§ What the task asks
Pull out every line of the listing below where "durch" appears.

** START **

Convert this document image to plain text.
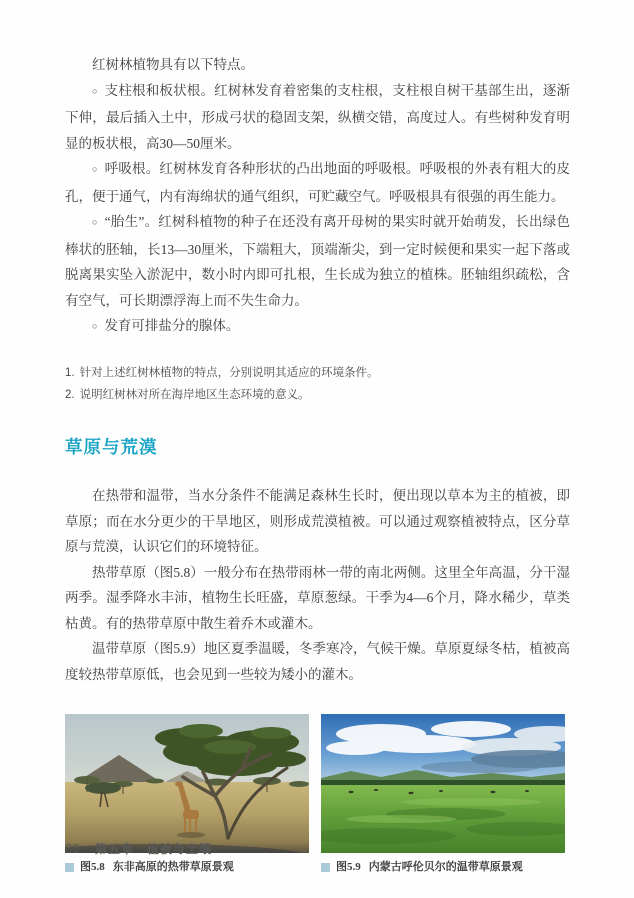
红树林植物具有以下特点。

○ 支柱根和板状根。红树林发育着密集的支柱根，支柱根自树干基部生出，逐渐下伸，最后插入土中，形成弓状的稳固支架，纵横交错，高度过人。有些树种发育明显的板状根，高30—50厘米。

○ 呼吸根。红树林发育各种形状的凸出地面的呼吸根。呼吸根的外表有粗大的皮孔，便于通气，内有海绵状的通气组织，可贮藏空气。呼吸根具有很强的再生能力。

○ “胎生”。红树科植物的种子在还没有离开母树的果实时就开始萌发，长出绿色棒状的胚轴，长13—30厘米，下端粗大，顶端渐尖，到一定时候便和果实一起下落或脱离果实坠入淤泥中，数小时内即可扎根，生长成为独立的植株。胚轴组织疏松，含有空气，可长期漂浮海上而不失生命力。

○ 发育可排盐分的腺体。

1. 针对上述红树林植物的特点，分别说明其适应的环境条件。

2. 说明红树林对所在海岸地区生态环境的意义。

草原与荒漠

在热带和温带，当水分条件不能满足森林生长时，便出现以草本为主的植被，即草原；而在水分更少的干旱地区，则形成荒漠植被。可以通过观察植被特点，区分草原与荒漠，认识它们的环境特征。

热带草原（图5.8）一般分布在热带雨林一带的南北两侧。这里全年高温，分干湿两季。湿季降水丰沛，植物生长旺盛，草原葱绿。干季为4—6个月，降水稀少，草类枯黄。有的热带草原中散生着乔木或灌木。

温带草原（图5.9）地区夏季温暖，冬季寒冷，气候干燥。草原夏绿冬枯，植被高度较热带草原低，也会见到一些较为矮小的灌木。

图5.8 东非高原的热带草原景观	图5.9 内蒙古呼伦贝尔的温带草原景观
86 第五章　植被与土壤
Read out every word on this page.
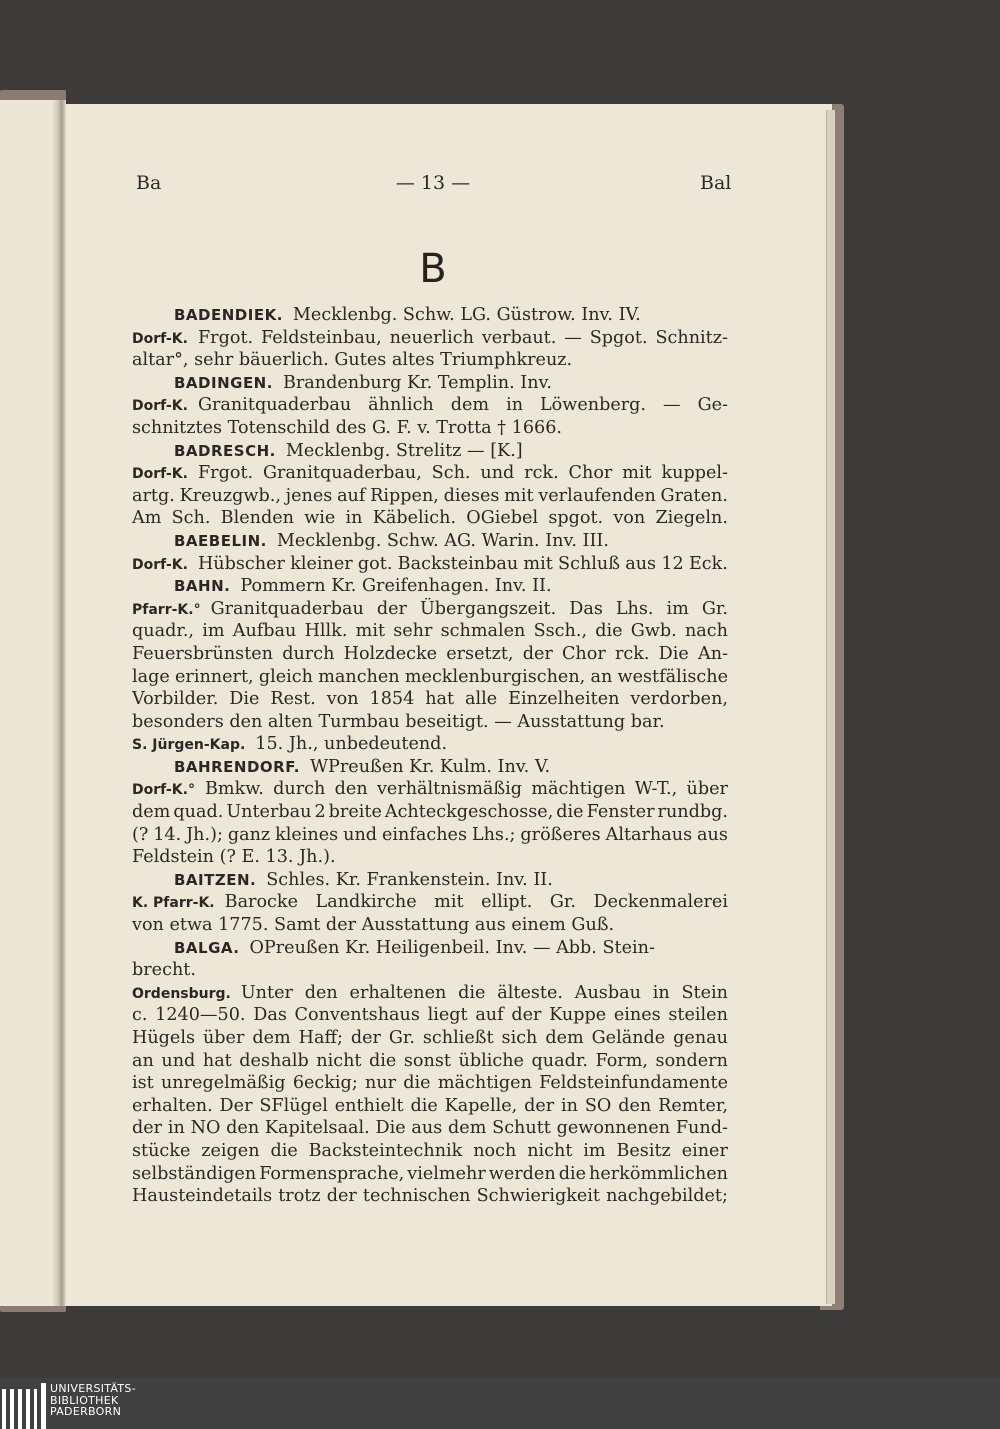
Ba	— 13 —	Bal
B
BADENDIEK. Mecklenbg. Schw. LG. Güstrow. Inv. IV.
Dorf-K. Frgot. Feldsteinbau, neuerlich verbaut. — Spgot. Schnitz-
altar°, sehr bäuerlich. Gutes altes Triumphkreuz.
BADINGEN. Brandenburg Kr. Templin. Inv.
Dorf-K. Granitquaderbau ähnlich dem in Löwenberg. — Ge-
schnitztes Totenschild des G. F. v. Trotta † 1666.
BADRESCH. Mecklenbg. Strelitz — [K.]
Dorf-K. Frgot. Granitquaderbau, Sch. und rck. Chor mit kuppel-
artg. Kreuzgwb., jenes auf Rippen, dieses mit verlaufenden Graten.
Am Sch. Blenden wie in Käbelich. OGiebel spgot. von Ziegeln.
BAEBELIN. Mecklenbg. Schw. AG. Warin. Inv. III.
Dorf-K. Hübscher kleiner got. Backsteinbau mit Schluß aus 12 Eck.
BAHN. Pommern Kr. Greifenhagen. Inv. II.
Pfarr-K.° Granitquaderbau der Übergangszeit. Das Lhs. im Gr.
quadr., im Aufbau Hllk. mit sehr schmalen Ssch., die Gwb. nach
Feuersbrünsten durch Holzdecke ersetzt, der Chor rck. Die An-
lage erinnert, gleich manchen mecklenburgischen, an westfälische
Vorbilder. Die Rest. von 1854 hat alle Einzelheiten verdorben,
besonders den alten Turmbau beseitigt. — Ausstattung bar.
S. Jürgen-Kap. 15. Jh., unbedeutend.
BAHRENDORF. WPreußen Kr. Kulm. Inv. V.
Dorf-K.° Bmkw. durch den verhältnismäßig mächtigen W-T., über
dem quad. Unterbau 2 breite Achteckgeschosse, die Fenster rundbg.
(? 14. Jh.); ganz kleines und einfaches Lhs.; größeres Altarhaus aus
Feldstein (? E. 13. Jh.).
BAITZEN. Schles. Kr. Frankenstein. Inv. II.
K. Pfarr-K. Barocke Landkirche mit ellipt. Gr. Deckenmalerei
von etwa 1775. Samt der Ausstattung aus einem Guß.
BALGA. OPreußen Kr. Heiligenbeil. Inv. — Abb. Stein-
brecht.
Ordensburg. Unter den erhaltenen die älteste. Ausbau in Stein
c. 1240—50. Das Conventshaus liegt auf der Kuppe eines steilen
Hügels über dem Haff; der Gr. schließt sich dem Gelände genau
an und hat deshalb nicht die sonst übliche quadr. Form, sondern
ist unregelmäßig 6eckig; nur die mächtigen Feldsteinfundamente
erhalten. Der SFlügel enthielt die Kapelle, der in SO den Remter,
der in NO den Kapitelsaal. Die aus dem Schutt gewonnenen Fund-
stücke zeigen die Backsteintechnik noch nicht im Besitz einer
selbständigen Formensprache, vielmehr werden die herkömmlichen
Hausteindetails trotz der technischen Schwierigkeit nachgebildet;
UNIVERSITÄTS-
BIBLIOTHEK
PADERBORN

** END **

§ Task solution
Feuersbrünsten durch Holzdecke ersetzt, der Chor rck. Die An-
Dorf-K.° Bmkw. durch den verhältnismäßig mächtigen W-T., über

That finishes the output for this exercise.